## WHAT IS REQUIRED
Make an exact copy of the listing below.

====== PROVIDED ENTRIES

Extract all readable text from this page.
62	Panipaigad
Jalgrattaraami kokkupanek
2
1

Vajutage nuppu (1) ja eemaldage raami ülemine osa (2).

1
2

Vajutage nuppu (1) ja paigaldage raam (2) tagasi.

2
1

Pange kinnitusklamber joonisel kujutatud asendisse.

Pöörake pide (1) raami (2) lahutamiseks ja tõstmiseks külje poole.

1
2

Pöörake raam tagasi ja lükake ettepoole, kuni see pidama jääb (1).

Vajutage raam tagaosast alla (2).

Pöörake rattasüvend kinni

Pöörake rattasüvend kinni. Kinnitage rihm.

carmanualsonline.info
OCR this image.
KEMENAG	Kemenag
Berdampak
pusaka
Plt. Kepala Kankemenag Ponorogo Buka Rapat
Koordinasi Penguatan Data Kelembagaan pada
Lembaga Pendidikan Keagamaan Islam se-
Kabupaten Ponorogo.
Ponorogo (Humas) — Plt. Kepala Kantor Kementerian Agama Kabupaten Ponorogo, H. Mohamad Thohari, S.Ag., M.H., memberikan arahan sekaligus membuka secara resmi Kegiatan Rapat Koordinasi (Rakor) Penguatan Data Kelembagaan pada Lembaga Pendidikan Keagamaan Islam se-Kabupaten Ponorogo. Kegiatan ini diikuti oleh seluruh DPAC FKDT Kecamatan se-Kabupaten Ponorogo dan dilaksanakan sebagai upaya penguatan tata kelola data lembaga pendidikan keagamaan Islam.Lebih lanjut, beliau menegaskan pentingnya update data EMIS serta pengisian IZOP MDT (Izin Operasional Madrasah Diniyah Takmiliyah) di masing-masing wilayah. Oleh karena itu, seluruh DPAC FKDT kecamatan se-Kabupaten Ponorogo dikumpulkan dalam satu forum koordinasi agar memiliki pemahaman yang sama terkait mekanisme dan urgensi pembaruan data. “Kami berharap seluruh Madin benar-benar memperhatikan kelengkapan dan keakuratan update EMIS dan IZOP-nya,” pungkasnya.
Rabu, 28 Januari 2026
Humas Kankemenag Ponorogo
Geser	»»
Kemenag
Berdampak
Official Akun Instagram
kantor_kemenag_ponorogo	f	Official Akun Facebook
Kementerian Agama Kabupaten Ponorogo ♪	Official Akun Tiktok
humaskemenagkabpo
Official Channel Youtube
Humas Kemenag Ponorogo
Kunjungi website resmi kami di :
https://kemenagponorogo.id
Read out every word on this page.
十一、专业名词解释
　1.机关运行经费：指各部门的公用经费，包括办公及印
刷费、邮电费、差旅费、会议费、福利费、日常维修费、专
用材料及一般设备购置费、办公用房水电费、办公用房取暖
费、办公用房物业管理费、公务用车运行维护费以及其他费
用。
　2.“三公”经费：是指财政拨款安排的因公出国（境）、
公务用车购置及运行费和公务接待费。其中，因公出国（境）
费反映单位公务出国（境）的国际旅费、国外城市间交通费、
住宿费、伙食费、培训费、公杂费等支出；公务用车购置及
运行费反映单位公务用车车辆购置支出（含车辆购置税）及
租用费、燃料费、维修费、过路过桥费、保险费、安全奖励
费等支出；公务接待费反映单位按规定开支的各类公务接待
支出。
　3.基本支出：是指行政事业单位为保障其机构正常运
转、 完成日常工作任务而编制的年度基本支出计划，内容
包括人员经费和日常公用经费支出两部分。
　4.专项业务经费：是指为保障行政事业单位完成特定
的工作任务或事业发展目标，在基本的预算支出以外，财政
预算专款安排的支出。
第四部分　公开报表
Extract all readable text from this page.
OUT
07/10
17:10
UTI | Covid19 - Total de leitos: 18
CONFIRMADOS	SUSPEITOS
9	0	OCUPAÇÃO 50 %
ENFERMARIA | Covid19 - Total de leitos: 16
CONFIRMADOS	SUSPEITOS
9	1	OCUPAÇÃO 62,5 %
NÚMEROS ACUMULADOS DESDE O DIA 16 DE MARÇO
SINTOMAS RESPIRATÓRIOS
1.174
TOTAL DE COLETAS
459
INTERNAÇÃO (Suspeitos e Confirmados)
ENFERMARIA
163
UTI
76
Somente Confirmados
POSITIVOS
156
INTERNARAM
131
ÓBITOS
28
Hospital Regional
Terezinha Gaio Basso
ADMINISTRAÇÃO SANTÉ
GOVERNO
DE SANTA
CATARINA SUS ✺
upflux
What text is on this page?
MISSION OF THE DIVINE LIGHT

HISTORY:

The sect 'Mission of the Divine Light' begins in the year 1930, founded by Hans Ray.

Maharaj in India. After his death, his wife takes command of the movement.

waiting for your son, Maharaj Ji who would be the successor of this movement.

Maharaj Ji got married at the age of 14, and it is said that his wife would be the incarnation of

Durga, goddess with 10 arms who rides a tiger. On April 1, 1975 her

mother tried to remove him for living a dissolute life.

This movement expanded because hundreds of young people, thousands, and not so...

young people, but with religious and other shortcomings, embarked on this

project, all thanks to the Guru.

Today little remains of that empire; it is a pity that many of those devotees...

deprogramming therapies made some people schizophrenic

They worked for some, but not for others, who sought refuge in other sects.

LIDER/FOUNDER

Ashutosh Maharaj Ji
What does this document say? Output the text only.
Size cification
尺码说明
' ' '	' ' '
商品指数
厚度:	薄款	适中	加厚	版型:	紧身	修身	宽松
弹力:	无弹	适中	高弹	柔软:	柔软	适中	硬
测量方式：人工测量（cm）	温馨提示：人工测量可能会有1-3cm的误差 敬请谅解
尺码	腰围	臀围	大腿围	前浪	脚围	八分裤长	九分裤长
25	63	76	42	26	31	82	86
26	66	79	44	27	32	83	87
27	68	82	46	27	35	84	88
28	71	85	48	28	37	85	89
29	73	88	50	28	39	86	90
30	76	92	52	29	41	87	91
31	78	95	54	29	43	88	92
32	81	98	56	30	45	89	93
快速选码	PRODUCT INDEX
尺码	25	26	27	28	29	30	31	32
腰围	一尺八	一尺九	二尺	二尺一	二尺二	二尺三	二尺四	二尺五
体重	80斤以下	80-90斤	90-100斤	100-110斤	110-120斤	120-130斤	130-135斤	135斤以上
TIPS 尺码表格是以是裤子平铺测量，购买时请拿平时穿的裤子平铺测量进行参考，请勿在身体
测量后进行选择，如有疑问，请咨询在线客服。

============

## COMPLETE ANSWER
Extract all readable text from this page.
62	Panipaigad
Jalgrattaraami kokkupanek
2
1

Vajutage nuppu (1) ja eemaldage raami ülemine osa (2).

1
2

Vajutage nuppu (1) ja paigaldage raam (2) tagasi.

2
1

Pange kinnitusklamber joonisel kujutatud asendisse.

Pöörake pide (1) raami (2) lahutamiseks ja tõstmiseks külje poole.

1
2

Pöörake raam tagasi ja lükake ettepoole, kuni see pidama jääb (1).

Vajutage raam tagaosast alla (2).

Pöörake rattasüvend kinni

Pöörake rattasüvend kinni. Kinnitage rihm.

carmanualsonline.info
OCR this image.
KEMENAG	Kemenag
Berdampak
pusaka
Plt. Kepala Kankemenag Ponorogo Buka Rapat
Koordinasi Penguatan Data Kelembagaan pada
Lembaga Pendidikan Keagamaan Islam se-
Kabupaten Ponorogo.
Ponorogo (Humas) — Plt. Kepala Kantor Kementerian Agama Kabupaten Ponorogo, H. Mohamad Thohari, S.Ag., M.H., memberikan arahan sekaligus membuka secara resmi Kegiatan Rapat Koordinasi (Rakor) Penguatan Data Kelembagaan pada Lembaga Pendidikan Keagamaan Islam se-Kabupaten Ponorogo. Kegiatan ini diikuti oleh seluruh DPAC FKDT Kecamatan se-Kabupaten Ponorogo dan dilaksanakan sebagai upaya penguatan tata kelola data lembaga pendidikan keagamaan Islam.Lebih lanjut, beliau menegaskan pentingnya update data EMIS serta pengisian IZOP MDT (Izin Operasional Madrasah Diniyah Takmiliyah) di masing-masing wilayah. Oleh karena itu, seluruh DPAC FKDT kecamatan se-Kabupaten Ponorogo dikumpulkan dalam satu forum koordinasi agar memiliki pemahaman yang sama terkait mekanisme dan urgensi pembaruan data. “Kami berharap seluruh Madin benar-benar memperhatikan kelengkapan dan keakuratan update EMIS dan IZOP-nya,” pungkasnya.
Rabu, 28 Januari 2026
Humas Kankemenag Ponorogo
Geser	»»
Kemenag
Berdampak
Official Akun Instagram
kantor_kemenag_ponorogo	f	Official Akun Facebook
Kementerian Agama Kabupaten Ponorogo ♪	Official Akun Tiktok
humaskemenagkabpo
Official Channel Youtube
Humas Kemenag Ponorogo
Kunjungi website resmi kami di :
https://kemenagponorogo.id
Read out every word on this page.
十一、专业名词解释
　1.机关运行经费：指各部门的公用经费，包括办公及印
刷费、邮电费、差旅费、会议费、福利费、日常维修费、专
用材料及一般设备购置费、办公用房水电费、办公用房取暖
费、办公用房物业管理费、公务用车运行维护费以及其他费
用。
　2.“三公”经费：是指财政拨款安排的因公出国（境）、
公务用车购置及运行费和公务接待费。其中，因公出国（境）
费反映单位公务出国（境）的国际旅费、国外城市间交通费、
住宿费、伙食费、培训费、公杂费等支出；公务用车购置及
运行费反映单位公务用车车辆购置支出（含车辆购置税）及
租用费、燃料费、维修费、过路过桥费、保险费、安全奖励
费等支出；公务接待费反映单位按规定开支的各类公务接待
支出。
　3.基本支出：是指行政事业单位为保障其机构正常运
转、 完成日常工作任务而编制的年度基本支出计划，内容
包括人员经费和日常公用经费支出两部分。
　4.专项业务经费：是指为保障行政事业单位完成特定
的工作任务或事业发展目标，在基本的预算支出以外，财政
预算专款安排的支出。
第四部分　公开报表
Extract all readable text from this page.
OUT
07/10
17:10
UTI | Covid19 - Total de leitos: 18
CONFIRMADOS	SUSPEITOS
9	0	OCUPAÇÃO 50 %
ENFERMARIA | Covid19 - Total de leitos: 16
CONFIRMADOS	SUSPEITOS
9	1	OCUPAÇÃO 62,5 %
NÚMEROS ACUMULADOS DESDE O DIA 16 DE MARÇO
SINTOMAS RESPIRATÓRIOS
1.174
TOTAL DE COLETAS
459
INTERNAÇÃO (Suspeitos e Confirmados)
ENFERMARIA
163
UTI
76
Somente Confirmados
POSITIVOS
156
INTERNARAM
131
ÓBITOS
28
Hospital Regional
Terezinha Gaio Basso
ADMINISTRAÇÃO SANTÉ
GOVERNO
DE SANTA
CATARINA SUS ✺
upflux
What text is on this page?
MISSION OF THE DIVINE LIGHT

HISTORY:

The sect 'Mission of the Divine Light' begins in the year 1930, founded by Hans Ray.

Maharaj in India. After his death, his wife takes command of the movement.

waiting for your son, Maharaj Ji who would be the successor of this movement.

Maharaj Ji got married at the age of 14, and it is said that his wife would be the incarnation of

Durga, goddess with 10 arms who rides a tiger. On April 1, 1975 her

mother tried to remove him for living a dissolute life.

This movement expanded because hundreds of young people, thousands, and not so...

young people, but with religious and other shortcomings, embarked on this

project, all thanks to the Guru.

Today little remains of that empire; it is a pity that many of those devotees...

deprogramming therapies made some people schizophrenic

They worked for some, but not for others, who sought refuge in other sects.

LIDER/FOUNDER

Ashutosh Maharaj Ji
What does this document say? Output the text only.
Size cification
尺码说明
' ' '	' ' '
商品指数
厚度:	薄款	适中	加厚	版型:	紧身	修身	宽松
弹力:	无弹	适中	高弹	柔软:	柔软	适中	硬
测量方式：人工测量（cm）	温馨提示：人工测量可能会有1-3cm的误差 敬请谅解
尺码	腰围	臀围	大腿围	前浪	脚围	八分裤长	九分裤长
25	63	76	42	26	31	82	86
26	66	79	44	27	32	83	87
27	68	82	46	27	35	84	88
28	71	85	48	28	37	85	89
29	73	88	50	28	39	86	90
30	76	92	52	29	41	87	91
31	78	95	54	29	43	88	92
32	81	98	56	30	45	89	93
快速选码	PRODUCT INDEX
尺码	25	26	27	28	29	30	31	32
腰围	一尺八	一尺九	二尺	二尺一	二尺二	二尺三	二尺四	二尺五
体重	80斤以下	80-90斤	90-100斤	100-110斤	110-120斤	120-130斤	130-135斤	135斤以上
TIPS 尺码表格是以是裤子平铺测量，购买时请拿平时穿的裤子平铺测量进行参考，请勿在身体
测量后进行选择，如有疑问，请咨询在线客服。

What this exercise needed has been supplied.